[Start of Information supplied]

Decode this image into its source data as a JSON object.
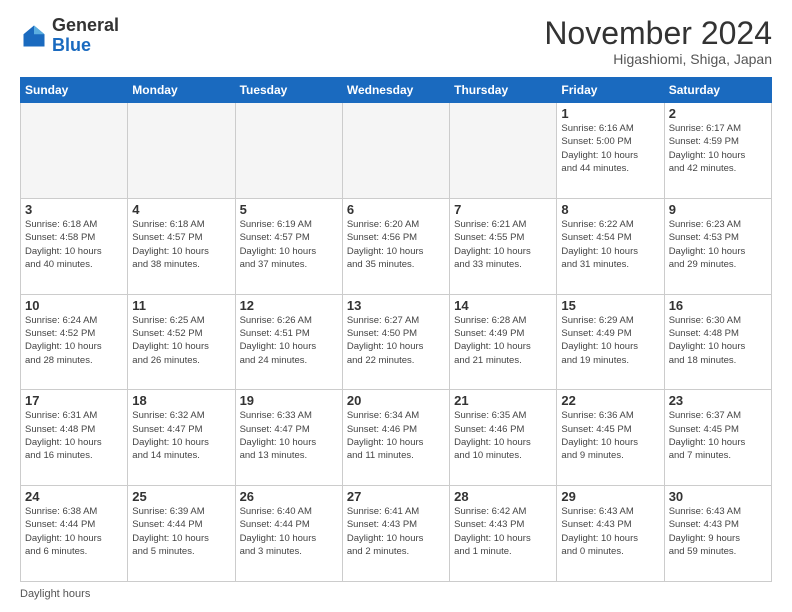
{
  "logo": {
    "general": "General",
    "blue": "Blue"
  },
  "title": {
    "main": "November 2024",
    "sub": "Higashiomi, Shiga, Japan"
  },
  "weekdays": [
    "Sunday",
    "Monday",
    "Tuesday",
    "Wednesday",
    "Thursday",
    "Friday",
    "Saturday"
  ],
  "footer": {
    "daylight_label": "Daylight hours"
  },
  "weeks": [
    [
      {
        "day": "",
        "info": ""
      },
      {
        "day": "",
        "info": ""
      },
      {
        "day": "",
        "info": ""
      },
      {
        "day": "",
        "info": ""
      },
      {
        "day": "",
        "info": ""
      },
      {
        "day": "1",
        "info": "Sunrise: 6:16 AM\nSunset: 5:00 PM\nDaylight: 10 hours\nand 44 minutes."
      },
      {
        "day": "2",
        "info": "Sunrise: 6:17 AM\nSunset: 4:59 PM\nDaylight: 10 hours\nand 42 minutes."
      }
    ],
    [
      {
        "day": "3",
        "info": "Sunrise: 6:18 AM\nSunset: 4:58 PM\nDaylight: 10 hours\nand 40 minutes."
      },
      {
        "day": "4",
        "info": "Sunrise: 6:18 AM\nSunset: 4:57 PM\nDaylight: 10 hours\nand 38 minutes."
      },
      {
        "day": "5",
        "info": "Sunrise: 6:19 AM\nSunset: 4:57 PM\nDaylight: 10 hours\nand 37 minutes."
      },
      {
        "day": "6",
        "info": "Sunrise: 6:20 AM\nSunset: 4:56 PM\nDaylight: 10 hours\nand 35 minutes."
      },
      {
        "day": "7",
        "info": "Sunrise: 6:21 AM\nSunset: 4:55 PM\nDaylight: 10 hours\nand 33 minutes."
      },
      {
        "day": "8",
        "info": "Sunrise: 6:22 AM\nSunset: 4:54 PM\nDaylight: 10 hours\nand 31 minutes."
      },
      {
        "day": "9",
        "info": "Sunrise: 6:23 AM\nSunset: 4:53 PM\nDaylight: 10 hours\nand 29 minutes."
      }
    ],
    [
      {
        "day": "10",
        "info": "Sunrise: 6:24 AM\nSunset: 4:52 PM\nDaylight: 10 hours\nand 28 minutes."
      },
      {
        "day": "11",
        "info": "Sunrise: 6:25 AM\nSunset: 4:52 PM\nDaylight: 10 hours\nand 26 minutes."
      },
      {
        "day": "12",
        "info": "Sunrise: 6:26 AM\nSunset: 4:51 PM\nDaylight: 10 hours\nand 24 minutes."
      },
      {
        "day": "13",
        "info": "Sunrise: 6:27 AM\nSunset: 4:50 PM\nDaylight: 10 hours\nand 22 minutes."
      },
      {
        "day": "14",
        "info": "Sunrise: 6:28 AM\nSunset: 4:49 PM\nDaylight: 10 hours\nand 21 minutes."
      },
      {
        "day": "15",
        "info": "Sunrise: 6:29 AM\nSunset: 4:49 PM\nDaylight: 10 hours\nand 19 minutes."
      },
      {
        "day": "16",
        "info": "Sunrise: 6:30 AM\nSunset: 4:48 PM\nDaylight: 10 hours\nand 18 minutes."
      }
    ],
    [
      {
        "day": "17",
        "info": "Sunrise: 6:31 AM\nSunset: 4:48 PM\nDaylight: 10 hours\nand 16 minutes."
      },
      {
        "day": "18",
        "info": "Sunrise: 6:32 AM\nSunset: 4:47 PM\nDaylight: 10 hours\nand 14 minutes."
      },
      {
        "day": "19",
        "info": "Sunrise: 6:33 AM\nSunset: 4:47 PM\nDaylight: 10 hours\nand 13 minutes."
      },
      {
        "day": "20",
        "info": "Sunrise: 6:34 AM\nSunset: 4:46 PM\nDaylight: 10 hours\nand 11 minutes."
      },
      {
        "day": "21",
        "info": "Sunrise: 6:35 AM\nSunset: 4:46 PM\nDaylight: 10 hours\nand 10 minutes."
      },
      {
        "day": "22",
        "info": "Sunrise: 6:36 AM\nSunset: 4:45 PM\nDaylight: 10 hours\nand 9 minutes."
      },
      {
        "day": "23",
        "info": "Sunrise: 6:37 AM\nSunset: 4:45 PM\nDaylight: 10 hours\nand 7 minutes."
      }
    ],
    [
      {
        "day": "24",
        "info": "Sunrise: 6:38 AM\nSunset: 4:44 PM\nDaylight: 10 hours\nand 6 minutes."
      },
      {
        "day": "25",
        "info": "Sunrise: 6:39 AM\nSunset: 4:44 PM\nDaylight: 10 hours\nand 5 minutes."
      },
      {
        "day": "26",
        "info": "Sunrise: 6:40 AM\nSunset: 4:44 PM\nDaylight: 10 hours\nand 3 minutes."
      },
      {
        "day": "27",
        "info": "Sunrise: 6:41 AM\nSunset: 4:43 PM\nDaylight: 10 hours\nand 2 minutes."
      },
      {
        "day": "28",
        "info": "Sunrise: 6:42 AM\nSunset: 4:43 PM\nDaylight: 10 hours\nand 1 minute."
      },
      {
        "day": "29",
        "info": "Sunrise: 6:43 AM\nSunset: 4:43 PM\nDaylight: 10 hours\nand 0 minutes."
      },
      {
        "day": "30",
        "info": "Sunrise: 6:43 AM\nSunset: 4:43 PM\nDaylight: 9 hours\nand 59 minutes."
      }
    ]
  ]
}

[End of Information supplied]

> Set task
Using the data above, write out every line exactly, leaving the images behind.

> Solution for this exercise
Decode this image into its source data as a JSON object.
{
  "logo": {
    "general": "General",
    "blue": "Blue"
  },
  "title": {
    "main": "November 2024",
    "sub": "Higashiomi, Shiga, Japan"
  },
  "weekdays": [
    "Sunday",
    "Monday",
    "Tuesday",
    "Wednesday",
    "Thursday",
    "Friday",
    "Saturday"
  ],
  "footer": {
    "daylight_label": "Daylight hours"
  },
  "weeks": [
    [
      {
        "day": "",
        "info": ""
      },
      {
        "day": "",
        "info": ""
      },
      {
        "day": "",
        "info": ""
      },
      {
        "day": "",
        "info": ""
      },
      {
        "day": "",
        "info": ""
      },
      {
        "day": "1",
        "info": "Sunrise: 6:16 AM\nSunset: 5:00 PM\nDaylight: 10 hours\nand 44 minutes."
      },
      {
        "day": "2",
        "info": "Sunrise: 6:17 AM\nSunset: 4:59 PM\nDaylight: 10 hours\nand 42 minutes."
      }
    ],
    [
      {
        "day": "3",
        "info": "Sunrise: 6:18 AM\nSunset: 4:58 PM\nDaylight: 10 hours\nand 40 minutes."
      },
      {
        "day": "4",
        "info": "Sunrise: 6:18 AM\nSunset: 4:57 PM\nDaylight: 10 hours\nand 38 minutes."
      },
      {
        "day": "5",
        "info": "Sunrise: 6:19 AM\nSunset: 4:57 PM\nDaylight: 10 hours\nand 37 minutes."
      },
      {
        "day": "6",
        "info": "Sunrise: 6:20 AM\nSunset: 4:56 PM\nDaylight: 10 hours\nand 35 minutes."
      },
      {
        "day": "7",
        "info": "Sunrise: 6:21 AM\nSunset: 4:55 PM\nDaylight: 10 hours\nand 33 minutes."
      },
      {
        "day": "8",
        "info": "Sunrise: 6:22 AM\nSunset: 4:54 PM\nDaylight: 10 hours\nand 31 minutes."
      },
      {
        "day": "9",
        "info": "Sunrise: 6:23 AM\nSunset: 4:53 PM\nDaylight: 10 hours\nand 29 minutes."
      }
    ],
    [
      {
        "day": "10",
        "info": "Sunrise: 6:24 AM\nSunset: 4:52 PM\nDaylight: 10 hours\nand 28 minutes."
      },
      {
        "day": "11",
        "info": "Sunrise: 6:25 AM\nSunset: 4:52 PM\nDaylight: 10 hours\nand 26 minutes."
      },
      {
        "day": "12",
        "info": "Sunrise: 6:26 AM\nSunset: 4:51 PM\nDaylight: 10 hours\nand 24 minutes."
      },
      {
        "day": "13",
        "info": "Sunrise: 6:27 AM\nSunset: 4:50 PM\nDaylight: 10 hours\nand 22 minutes."
      },
      {
        "day": "14",
        "info": "Sunrise: 6:28 AM\nSunset: 4:49 PM\nDaylight: 10 hours\nand 21 minutes."
      },
      {
        "day": "15",
        "info": "Sunrise: 6:29 AM\nSunset: 4:49 PM\nDaylight: 10 hours\nand 19 minutes."
      },
      {
        "day": "16",
        "info": "Sunrise: 6:30 AM\nSunset: 4:48 PM\nDaylight: 10 hours\nand 18 minutes."
      }
    ],
    [
      {
        "day": "17",
        "info": "Sunrise: 6:31 AM\nSunset: 4:48 PM\nDaylight: 10 hours\nand 16 minutes."
      },
      {
        "day": "18",
        "info": "Sunrise: 6:32 AM\nSunset: 4:47 PM\nDaylight: 10 hours\nand 14 minutes."
      },
      {
        "day": "19",
        "info": "Sunrise: 6:33 AM\nSunset: 4:47 PM\nDaylight: 10 hours\nand 13 minutes."
      },
      {
        "day": "20",
        "info": "Sunrise: 6:34 AM\nSunset: 4:46 PM\nDaylight: 10 hours\nand 11 minutes."
      },
      {
        "day": "21",
        "info": "Sunrise: 6:35 AM\nSunset: 4:46 PM\nDaylight: 10 hours\nand 10 minutes."
      },
      {
        "day": "22",
        "info": "Sunrise: 6:36 AM\nSunset: 4:45 PM\nDaylight: 10 hours\nand 9 minutes."
      },
      {
        "day": "23",
        "info": "Sunrise: 6:37 AM\nSunset: 4:45 PM\nDaylight: 10 hours\nand 7 minutes."
      }
    ],
    [
      {
        "day": "24",
        "info": "Sunrise: 6:38 AM\nSunset: 4:44 PM\nDaylight: 10 hours\nand 6 minutes."
      },
      {
        "day": "25",
        "info": "Sunrise: 6:39 AM\nSunset: 4:44 PM\nDaylight: 10 hours\nand 5 minutes."
      },
      {
        "day": "26",
        "info": "Sunrise: 6:40 AM\nSunset: 4:44 PM\nDaylight: 10 hours\nand 3 minutes."
      },
      {
        "day": "27",
        "info": "Sunrise: 6:41 AM\nSunset: 4:43 PM\nDaylight: 10 hours\nand 2 minutes."
      },
      {
        "day": "28",
        "info": "Sunrise: 6:42 AM\nSunset: 4:43 PM\nDaylight: 10 hours\nand 1 minute."
      },
      {
        "day": "29",
        "info": "Sunrise: 6:43 AM\nSunset: 4:43 PM\nDaylight: 10 hours\nand 0 minutes."
      },
      {
        "day": "30",
        "info": "Sunrise: 6:43 AM\nSunset: 4:43 PM\nDaylight: 9 hours\nand 59 minutes."
      }
    ]
  ]
}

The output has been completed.